- **What you are asked to do**: Take each line containing "through" and report it exactly as written.

[Start Input material]

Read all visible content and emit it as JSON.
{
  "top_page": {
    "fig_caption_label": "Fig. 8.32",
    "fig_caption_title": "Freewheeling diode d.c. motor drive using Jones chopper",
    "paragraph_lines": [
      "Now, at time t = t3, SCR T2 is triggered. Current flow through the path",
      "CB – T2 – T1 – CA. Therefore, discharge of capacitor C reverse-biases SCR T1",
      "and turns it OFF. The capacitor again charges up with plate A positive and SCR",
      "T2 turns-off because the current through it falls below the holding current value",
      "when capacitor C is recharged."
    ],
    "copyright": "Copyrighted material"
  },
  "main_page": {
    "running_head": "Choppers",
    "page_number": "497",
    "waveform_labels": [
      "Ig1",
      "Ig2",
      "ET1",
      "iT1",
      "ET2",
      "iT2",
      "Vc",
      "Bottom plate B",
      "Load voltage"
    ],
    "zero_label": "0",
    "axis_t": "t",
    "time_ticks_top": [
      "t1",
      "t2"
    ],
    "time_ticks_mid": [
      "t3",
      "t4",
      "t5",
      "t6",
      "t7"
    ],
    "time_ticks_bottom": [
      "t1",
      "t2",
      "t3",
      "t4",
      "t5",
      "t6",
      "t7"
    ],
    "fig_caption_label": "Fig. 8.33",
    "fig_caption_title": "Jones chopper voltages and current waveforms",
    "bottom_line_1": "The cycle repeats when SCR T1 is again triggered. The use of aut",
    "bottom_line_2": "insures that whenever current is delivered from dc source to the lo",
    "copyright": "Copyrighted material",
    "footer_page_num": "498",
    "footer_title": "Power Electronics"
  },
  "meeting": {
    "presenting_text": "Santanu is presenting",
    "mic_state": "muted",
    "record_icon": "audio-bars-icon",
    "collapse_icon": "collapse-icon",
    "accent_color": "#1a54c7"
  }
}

[End Input material]

- **Full solution**:
      "Now, at time t = t3, SCR T2 is triggered. Current flow through the path",
      "T2 turns-off because the current through it falls below the holding current value",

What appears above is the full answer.